## Direction
Return each line holding the string "thoughts".

## Source material
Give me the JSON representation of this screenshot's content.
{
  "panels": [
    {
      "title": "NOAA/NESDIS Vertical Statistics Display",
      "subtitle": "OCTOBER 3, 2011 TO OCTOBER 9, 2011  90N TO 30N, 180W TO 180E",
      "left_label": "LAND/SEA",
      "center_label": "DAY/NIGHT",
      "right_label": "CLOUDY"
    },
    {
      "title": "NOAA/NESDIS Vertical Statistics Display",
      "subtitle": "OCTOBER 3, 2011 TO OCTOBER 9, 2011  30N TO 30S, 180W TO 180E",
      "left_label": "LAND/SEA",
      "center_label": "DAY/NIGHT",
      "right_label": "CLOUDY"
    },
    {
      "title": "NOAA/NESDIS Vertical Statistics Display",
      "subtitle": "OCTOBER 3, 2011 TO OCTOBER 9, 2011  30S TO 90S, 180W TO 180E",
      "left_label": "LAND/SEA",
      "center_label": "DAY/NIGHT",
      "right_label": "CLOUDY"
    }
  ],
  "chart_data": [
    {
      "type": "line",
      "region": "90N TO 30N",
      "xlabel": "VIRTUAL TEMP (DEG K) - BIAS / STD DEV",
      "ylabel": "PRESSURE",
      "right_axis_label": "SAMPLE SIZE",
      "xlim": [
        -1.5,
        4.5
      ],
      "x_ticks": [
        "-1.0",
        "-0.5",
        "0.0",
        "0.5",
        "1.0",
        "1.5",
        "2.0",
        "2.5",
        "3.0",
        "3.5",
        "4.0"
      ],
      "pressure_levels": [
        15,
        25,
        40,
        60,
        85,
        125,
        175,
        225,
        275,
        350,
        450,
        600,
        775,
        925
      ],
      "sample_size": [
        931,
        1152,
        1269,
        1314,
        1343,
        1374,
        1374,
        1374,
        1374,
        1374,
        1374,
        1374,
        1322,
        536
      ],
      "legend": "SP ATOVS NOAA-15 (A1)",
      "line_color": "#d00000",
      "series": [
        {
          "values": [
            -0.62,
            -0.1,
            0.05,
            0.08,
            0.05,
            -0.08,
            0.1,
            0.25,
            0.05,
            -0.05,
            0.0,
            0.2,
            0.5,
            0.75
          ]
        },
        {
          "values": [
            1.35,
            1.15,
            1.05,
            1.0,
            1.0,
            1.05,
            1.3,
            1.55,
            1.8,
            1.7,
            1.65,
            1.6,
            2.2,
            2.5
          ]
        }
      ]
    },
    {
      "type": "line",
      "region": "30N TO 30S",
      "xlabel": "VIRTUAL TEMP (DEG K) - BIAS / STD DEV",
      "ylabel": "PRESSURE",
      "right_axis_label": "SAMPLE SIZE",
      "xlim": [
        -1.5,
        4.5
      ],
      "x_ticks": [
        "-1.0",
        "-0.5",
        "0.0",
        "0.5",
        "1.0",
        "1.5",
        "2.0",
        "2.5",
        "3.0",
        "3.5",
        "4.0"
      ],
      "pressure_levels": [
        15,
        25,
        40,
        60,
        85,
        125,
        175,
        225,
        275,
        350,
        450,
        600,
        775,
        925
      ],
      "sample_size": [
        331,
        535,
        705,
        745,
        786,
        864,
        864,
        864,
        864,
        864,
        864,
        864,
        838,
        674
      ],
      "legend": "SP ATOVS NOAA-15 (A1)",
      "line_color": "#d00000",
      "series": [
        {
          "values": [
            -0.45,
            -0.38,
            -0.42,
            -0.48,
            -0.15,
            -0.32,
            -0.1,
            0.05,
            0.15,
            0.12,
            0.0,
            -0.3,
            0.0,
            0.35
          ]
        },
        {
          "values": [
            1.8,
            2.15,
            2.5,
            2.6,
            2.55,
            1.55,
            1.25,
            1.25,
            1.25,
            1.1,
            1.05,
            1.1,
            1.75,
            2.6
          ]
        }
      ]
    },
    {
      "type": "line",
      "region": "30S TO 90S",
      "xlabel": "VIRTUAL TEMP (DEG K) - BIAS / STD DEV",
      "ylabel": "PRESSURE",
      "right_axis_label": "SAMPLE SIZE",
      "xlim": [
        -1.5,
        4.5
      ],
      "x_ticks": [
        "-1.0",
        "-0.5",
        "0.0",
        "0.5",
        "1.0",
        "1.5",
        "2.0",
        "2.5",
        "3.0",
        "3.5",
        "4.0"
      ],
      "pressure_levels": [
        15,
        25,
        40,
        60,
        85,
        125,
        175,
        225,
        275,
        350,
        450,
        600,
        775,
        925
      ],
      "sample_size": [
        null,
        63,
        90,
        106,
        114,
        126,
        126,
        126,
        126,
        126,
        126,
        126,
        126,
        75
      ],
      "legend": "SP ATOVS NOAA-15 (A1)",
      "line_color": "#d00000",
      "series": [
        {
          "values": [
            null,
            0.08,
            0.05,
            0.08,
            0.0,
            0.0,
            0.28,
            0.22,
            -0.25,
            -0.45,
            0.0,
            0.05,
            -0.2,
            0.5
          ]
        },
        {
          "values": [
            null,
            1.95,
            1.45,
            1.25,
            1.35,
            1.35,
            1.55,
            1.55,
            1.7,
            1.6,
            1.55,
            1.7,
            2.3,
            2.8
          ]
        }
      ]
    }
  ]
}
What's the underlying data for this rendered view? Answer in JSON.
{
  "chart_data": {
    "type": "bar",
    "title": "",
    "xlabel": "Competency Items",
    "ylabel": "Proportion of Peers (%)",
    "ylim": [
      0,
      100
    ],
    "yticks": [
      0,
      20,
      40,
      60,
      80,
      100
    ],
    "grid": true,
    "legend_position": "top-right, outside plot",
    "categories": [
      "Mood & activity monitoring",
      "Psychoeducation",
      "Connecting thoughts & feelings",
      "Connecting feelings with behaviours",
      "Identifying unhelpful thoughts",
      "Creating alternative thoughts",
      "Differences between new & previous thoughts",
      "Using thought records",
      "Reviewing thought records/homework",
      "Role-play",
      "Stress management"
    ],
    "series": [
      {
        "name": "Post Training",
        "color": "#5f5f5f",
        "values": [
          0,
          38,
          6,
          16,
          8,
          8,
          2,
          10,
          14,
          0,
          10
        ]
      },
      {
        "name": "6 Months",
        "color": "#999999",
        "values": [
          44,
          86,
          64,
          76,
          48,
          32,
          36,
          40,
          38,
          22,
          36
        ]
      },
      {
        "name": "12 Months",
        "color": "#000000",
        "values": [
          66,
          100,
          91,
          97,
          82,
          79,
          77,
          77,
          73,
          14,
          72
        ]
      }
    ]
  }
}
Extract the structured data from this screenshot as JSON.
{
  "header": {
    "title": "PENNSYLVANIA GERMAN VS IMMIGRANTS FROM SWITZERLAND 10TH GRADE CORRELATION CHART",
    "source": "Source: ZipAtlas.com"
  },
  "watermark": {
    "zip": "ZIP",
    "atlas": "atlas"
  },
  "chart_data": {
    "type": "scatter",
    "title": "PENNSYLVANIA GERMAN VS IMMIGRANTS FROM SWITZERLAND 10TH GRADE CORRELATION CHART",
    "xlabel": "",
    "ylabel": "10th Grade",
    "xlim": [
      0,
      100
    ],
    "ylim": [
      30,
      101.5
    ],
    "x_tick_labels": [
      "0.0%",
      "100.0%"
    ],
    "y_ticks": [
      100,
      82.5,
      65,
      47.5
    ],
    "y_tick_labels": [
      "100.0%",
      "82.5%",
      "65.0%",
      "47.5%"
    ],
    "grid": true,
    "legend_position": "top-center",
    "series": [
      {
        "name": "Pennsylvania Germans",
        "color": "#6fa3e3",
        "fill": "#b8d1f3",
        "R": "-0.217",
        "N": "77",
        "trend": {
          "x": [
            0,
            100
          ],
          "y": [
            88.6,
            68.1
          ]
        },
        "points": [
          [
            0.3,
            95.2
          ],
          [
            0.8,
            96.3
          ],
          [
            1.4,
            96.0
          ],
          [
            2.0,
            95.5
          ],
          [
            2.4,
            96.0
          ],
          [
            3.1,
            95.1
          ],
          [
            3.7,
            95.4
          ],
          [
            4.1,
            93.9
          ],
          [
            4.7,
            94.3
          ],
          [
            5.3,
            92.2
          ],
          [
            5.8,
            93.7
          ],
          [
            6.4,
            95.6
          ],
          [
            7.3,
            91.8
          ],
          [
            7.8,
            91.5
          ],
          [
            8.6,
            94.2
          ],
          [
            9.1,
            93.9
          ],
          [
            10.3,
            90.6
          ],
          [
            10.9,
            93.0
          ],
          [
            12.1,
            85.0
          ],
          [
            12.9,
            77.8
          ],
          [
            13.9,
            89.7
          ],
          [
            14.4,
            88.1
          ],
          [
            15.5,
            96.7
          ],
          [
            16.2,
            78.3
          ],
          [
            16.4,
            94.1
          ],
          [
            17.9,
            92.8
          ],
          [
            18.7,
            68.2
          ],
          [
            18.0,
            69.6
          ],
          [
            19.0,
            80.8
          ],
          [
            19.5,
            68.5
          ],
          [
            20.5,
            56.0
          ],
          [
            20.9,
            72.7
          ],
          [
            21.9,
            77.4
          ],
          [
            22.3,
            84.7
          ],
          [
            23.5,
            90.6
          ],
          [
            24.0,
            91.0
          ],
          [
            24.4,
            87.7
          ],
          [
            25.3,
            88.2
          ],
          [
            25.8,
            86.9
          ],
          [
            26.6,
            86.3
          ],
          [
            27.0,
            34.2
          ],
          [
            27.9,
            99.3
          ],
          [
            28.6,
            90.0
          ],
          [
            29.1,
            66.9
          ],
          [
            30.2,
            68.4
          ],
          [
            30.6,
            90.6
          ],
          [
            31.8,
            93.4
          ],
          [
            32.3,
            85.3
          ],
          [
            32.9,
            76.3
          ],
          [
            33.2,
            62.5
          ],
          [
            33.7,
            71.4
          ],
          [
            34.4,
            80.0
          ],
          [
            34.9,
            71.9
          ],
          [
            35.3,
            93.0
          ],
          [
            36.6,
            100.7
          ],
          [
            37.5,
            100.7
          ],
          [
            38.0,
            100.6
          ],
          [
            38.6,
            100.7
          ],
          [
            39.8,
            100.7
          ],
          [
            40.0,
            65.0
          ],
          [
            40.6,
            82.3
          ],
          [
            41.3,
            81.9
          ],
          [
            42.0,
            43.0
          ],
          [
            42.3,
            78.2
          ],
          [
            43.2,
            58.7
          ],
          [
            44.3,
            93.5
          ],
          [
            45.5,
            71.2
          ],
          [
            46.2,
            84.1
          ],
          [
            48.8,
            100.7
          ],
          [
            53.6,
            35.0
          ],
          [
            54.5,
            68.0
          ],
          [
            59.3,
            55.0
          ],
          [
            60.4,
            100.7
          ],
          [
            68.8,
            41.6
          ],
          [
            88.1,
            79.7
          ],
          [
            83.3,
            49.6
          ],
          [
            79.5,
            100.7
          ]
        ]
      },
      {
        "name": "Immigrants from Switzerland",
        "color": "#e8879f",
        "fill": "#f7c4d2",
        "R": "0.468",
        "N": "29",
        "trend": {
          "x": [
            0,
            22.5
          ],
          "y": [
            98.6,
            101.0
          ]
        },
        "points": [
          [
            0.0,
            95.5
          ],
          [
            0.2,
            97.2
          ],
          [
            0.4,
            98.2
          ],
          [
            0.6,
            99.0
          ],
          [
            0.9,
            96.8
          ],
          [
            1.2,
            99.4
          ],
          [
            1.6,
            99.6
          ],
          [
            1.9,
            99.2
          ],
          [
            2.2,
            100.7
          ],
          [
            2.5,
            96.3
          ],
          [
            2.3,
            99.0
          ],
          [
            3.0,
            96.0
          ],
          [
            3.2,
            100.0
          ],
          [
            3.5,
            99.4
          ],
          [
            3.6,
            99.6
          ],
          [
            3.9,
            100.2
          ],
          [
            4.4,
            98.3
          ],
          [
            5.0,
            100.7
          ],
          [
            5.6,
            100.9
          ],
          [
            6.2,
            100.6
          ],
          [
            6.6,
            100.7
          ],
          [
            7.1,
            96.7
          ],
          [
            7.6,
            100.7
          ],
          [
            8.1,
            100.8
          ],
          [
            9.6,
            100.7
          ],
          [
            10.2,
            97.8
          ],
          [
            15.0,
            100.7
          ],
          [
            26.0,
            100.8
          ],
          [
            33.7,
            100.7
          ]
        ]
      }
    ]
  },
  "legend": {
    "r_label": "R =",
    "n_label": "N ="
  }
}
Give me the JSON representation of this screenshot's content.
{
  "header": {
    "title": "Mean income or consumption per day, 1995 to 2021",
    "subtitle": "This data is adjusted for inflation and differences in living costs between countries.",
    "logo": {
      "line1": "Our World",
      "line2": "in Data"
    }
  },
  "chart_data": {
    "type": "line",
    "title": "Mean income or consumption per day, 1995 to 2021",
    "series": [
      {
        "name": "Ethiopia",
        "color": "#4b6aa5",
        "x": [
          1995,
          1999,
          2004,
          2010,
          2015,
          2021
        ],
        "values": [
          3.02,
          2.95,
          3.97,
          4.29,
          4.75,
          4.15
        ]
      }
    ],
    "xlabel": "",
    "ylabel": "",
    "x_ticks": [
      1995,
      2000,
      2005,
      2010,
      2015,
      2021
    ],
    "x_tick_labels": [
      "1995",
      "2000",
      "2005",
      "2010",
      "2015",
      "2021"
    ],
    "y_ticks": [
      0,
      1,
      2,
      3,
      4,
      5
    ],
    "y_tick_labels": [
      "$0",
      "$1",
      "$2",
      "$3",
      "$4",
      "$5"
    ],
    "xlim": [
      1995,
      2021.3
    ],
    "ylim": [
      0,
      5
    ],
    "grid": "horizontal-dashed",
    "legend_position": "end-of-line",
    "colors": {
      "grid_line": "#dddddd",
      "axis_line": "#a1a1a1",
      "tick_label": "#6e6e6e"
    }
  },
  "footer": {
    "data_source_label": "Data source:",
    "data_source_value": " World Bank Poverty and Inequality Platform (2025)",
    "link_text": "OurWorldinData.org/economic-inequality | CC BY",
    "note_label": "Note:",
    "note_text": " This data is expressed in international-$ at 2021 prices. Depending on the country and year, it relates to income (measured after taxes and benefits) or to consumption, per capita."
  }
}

## Result
      "Connecting thoughts & feelings",
      "Identifying unhelpful thoughts",
      "Creating alternative thoughts",
      "Differences between new & previous thoughts",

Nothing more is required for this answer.